= Aim of the exercise =
Pictures appear in the records below; write out everything else exactly.

Records excerpted from a collection:
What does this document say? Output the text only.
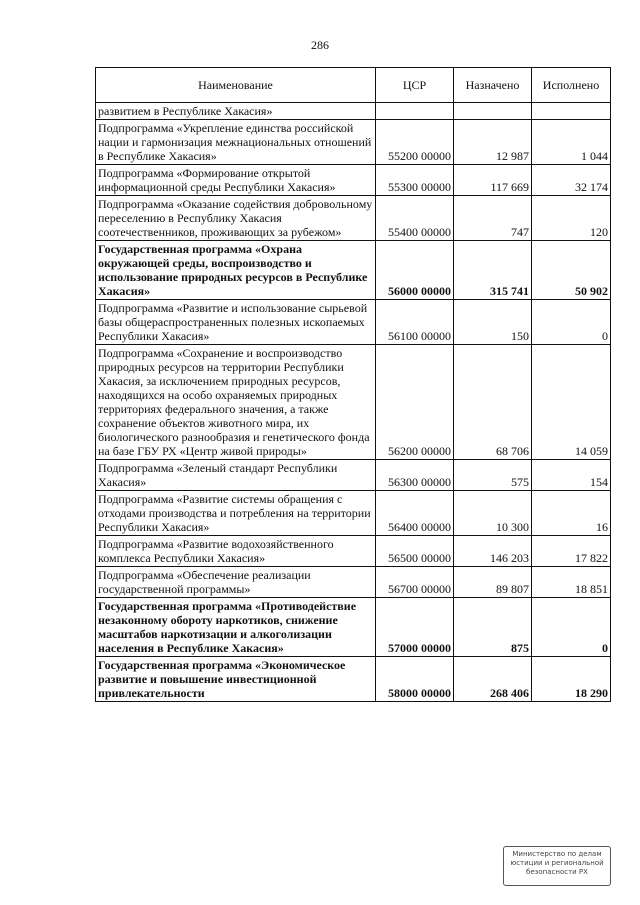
286
Наименование	ЦСР	Назначено	Исполнено
развитием в Республике Хакасия»			
Подпрограмма «Укрепление единства российской нации и гармонизация межнациональных отношений в Республике Хакасия»	55200 00000	12 987	1 044
Подпрограмма «Формирование открытой информационной среды Республики Хакасия»	55300 00000	117 669	32 174
Подпрограмма «Оказание содействия добровольному переселению в Республику Хакасия соотечественников, проживающих за рубежом»	55400 00000	747	120
Государственная программа «Охрана окружающей среды, воспроизводство и использование природных ресурсов в Республике Хакасия»	56000 00000	315 741	50 902
Подпрограмма «Развитие и использование сырьевой базы общераспространенных полезных ископаемых Республики Хакасия»	56100 00000	150	0
Подпрограмма «Сохранение и воспроизводство природных ресурсов на территории Республики Хакасия, за исключением природных ресурсов, находящихся на особо охраняемых природных территориях федерального значения, а также сохранение объектов животного мира, их биологического разнообразия и генетического фонда на базе ГБУ РХ «Центр живой природы»	56200 00000	68 706	14 059
Подпрограмма «Зеленый стандарт Республики Хакасия»	56300 00000	575	154
Подпрограмма «Развитие системы обращения с отходами производства и потребления на территории Республики Хакасия»	56400 00000	10 300	16
Подпрограмма «Развитие водохозяйственного комплекса Республики Хакасия»	56500 00000	146 203	17 822
Подпрограмма «Обеспечение реализации государственной программы»	56700 00000	89 807	18 851
Государственная программа «Противодействие незаконному обороту наркотиков, снижение масштабов наркотизации и алкоголизации населения в Республике Хакасия»	57000 00000	875	0
Государственная программа «Экономическое развитие и повышение инвестиционной привлекательности	58000 00000	268 406	18 290
Министерство по делам
юстиции и региональной
безопасности РХ
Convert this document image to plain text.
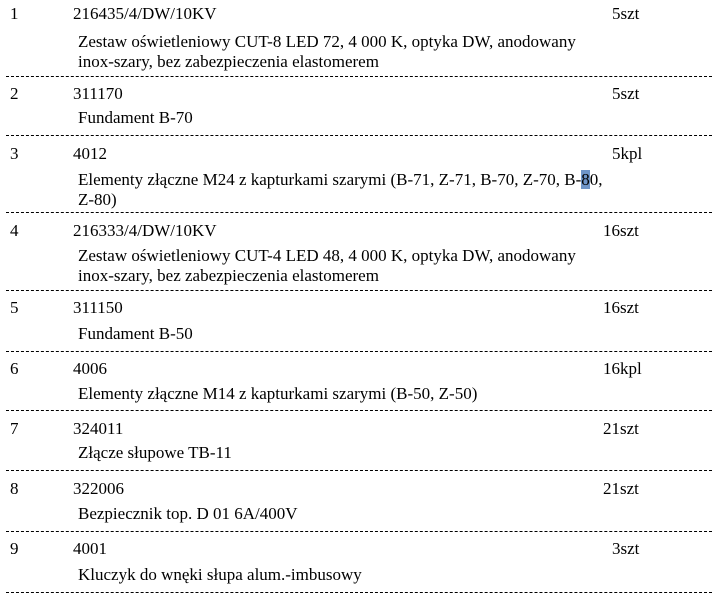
1	216435/4/DW/10KV	5szt
Zestaw oświetleniowy CUT-8 LED 72, 4 000 K, optyka DW, anodowany
inox-szary, bez zabezpieczenia elastomerem
2	311170	5szt
Fundament B-70
3	4012	5kpl
Elementy złączne M24 z kapturkami szarymi (B-71, Z-71, B-70, Z-70, B-80,
Z-80)
4	216333/4/DW/10KV	16szt
Zestaw oświetleniowy CUT-4 LED 48, 4 000 K, optyka DW, anodowany
inox-szary, bez zabezpieczenia elastomerem
5	311150	16szt
Fundament B-50
6	4006	16kpl
Elementy złączne M14 z kapturkami szarymi (B-50, Z-50)
7	324011	21szt
Złącze słupowe TB-11
8	322006	21szt
Bezpiecznik top. D 01 6A/400V
9	4001	3szt
Kluczyk do wnęki słupa alum.-imbusowy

= Written response =
What does this document say? Output the text only.
286
Наименование	ЦСР	Назначено	Исполнено
развитием в Республике Хакасия»			
Подпрограмма «Укрепление единства российской нации и гармонизация межнациональных отношений в Республике Хакасия»	55200 00000	12 987	1 044
Подпрограмма «Формирование открытой информационной среды Республики Хакасия»	55300 00000	117 669	32 174
Подпрограмма «Оказание содействия добровольному переселению в Республику Хакасия соотечественников, проживающих за рубежом»	55400 00000	747	120
Государственная программа «Охрана окружающей среды, воспроизводство и использование природных ресурсов в Республике Хакасия»	56000 00000	315 741	50 902
Подпрограмма «Развитие и использование сырьевой базы общераспространенных полезных ископаемых Республики Хакасия»	56100 00000	150	0
Подпрограмма «Сохранение и воспроизводство природных ресурсов на территории Республики Хакасия, за исключением природных ресурсов, находящихся на особо охраняемых природных территориях федерального значения, а также сохранение объектов животного мира, их биологического разнообразия и генетического фонда на базе ГБУ РХ «Центр живой природы»	56200 00000	68 706	14 059
Подпрограмма «Зеленый стандарт Республики Хакасия»	56300 00000	575	154
Подпрограмма «Развитие системы обращения с отходами производства и потребления на территории Республики Хакасия»	56400 00000	10 300	16
Подпрограмма «Развитие водохозяйственного комплекса Республики Хакасия»	56500 00000	146 203	17 822
Подпрограмма «Обеспечение реализации государственной программы»	56700 00000	89 807	18 851
Государственная программа «Противодействие незаконному обороту наркотиков, снижение масштабов наркотизации и алкоголизации населения в Республике Хакасия»	57000 00000	875	0
Государственная программа «Экономическое развитие и повышение инвестиционной привлекательности	58000 00000	268 406	18 290
Министерство по делам
юстиции и региональной
безопасности РХ
Convert this document image to plain text.
1	216435/4/DW/10KV	5szt
Zestaw oświetleniowy CUT-8 LED 72, 4 000 K, optyka DW, anodowany
inox-szary, bez zabezpieczenia elastomerem
2	311170	5szt
Fundament B-70
3	4012	5kpl
Elementy złączne M24 z kapturkami szarymi (B-71, Z-71, B-70, Z-70, B-80,
Z-80)
4	216333/4/DW/10KV	16szt
Zestaw oświetleniowy CUT-4 LED 48, 4 000 K, optyka DW, anodowany
inox-szary, bez zabezpieczenia elastomerem
5	311150	16szt
Fundament B-50
6	4006	16kpl
Elementy złączne M14 z kapturkami szarymi (B-50, Z-50)
7	324011	21szt
Złącze słupowe TB-11
8	322006	21szt
Bezpiecznik top. D 01 6A/400V
9	4001	3szt
Kluczyk do wnęki słupa alum.-imbusowy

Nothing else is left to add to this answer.